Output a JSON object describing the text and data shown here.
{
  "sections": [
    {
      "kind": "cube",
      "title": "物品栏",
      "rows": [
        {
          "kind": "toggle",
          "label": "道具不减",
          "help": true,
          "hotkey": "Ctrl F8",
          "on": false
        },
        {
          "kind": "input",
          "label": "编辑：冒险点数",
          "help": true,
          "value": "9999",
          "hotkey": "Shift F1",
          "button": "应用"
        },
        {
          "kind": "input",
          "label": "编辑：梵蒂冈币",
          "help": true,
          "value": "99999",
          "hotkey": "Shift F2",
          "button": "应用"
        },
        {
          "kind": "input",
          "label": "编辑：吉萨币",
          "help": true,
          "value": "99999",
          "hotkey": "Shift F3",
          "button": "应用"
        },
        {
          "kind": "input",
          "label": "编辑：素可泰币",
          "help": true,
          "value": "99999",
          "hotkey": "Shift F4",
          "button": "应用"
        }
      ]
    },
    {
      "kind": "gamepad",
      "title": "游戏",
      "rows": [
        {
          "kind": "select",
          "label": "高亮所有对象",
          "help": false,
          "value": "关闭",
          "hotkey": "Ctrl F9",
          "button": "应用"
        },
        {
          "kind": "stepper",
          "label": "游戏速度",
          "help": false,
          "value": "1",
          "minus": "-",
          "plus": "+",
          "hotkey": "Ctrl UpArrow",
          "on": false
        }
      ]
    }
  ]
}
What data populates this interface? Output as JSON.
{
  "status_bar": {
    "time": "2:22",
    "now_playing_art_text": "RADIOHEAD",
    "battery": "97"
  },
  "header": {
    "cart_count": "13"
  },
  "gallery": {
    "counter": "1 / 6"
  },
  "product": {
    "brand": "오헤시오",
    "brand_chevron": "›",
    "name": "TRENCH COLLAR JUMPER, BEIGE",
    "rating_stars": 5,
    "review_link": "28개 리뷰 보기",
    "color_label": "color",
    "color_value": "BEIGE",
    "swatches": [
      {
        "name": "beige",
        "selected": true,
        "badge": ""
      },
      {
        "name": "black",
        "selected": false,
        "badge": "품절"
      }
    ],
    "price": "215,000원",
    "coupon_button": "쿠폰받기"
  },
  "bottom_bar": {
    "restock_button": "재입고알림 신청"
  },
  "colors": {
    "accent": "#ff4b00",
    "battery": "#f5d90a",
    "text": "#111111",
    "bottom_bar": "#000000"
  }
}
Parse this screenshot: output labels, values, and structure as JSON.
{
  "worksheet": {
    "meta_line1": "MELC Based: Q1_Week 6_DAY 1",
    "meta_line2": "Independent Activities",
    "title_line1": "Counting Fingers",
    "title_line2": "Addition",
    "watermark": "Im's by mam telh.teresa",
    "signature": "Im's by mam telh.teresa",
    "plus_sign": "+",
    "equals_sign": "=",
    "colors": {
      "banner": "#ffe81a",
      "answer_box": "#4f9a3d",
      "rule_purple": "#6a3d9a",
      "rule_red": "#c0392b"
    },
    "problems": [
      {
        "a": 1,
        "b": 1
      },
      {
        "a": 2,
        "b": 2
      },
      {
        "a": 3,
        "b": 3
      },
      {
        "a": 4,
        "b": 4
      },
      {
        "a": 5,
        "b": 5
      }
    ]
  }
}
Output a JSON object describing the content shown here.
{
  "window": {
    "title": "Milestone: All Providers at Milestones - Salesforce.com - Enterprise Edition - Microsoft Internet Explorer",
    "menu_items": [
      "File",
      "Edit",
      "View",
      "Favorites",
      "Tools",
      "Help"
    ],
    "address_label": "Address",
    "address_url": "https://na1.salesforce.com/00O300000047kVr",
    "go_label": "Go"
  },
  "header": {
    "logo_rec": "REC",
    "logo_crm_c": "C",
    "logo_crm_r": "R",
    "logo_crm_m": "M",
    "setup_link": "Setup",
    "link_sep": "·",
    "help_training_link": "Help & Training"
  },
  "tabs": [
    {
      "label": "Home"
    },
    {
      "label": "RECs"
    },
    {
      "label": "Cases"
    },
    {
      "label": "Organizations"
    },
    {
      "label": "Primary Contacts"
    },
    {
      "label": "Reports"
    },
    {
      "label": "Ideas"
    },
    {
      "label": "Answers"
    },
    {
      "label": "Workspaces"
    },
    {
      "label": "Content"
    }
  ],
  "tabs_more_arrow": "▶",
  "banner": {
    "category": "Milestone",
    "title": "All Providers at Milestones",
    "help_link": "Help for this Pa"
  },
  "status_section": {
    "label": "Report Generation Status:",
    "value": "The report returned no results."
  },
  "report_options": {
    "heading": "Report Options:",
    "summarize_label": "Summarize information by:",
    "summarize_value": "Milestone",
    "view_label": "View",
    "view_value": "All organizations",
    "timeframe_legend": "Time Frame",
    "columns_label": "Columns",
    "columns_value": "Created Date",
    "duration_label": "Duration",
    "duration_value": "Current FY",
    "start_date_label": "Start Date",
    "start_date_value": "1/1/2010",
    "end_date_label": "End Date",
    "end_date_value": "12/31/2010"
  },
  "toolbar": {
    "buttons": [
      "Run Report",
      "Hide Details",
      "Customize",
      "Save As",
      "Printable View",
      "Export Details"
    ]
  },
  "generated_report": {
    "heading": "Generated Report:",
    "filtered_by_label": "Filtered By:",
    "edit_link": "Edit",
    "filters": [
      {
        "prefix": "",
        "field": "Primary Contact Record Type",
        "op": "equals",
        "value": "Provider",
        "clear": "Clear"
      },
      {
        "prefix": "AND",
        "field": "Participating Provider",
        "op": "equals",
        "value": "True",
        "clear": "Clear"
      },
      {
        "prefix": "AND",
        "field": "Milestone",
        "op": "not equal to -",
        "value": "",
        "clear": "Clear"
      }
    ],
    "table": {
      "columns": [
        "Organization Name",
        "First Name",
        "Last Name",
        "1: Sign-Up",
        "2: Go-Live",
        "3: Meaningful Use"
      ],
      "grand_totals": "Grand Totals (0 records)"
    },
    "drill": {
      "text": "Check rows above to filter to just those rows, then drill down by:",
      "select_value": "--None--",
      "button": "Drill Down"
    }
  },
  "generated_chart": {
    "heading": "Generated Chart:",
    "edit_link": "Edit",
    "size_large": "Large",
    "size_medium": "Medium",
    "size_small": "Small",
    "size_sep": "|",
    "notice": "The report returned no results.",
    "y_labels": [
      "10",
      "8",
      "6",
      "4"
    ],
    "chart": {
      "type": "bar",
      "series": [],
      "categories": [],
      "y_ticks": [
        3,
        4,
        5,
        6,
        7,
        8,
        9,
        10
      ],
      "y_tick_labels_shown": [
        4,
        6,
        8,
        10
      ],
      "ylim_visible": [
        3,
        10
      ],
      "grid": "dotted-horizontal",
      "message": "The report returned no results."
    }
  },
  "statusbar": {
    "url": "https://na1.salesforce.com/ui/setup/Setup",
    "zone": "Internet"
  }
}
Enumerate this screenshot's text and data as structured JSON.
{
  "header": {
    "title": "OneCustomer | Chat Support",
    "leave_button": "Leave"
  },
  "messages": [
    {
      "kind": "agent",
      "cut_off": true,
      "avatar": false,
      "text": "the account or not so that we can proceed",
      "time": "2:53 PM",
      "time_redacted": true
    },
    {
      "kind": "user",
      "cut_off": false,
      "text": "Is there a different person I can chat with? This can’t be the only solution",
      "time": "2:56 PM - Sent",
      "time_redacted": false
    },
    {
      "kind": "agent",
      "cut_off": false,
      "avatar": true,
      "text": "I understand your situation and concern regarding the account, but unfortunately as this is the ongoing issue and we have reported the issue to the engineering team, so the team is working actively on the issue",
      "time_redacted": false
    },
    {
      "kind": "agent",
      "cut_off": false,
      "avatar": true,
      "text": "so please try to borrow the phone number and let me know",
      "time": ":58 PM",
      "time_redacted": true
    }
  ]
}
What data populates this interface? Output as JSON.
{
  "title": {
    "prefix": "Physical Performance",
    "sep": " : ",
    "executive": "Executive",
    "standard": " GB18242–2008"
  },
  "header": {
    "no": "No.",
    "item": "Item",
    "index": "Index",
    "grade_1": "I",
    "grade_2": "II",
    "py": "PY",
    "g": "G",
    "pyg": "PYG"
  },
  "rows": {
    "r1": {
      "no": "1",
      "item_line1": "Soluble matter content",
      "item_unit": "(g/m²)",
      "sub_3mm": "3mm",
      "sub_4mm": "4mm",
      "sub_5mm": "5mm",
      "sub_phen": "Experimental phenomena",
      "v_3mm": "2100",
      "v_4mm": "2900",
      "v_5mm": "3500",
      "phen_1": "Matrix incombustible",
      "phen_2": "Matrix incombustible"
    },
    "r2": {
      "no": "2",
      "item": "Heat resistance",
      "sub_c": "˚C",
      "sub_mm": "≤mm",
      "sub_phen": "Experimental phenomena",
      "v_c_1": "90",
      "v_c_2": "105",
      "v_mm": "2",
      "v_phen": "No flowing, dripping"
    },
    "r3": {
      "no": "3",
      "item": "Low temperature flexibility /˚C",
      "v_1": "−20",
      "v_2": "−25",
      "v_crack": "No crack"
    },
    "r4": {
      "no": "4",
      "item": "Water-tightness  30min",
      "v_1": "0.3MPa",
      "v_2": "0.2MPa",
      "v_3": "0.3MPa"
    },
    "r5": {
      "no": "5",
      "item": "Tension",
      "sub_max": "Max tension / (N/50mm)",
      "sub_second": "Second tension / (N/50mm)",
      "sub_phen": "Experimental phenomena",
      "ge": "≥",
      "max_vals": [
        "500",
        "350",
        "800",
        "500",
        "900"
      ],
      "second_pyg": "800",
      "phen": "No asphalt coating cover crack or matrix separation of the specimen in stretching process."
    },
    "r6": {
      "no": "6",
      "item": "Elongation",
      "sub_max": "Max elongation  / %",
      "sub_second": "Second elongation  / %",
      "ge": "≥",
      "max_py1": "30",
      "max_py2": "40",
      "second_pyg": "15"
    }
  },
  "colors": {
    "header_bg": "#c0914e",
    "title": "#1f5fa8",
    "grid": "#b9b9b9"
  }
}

++++++++++

#### What to work on:
Identify the lines of the entries containing the string "heading". Copy each such line.

#### Result for this exercise:
    "heading": "Report Options:",
    "heading": "Generated Report:",
    "heading": "Generated Chart:",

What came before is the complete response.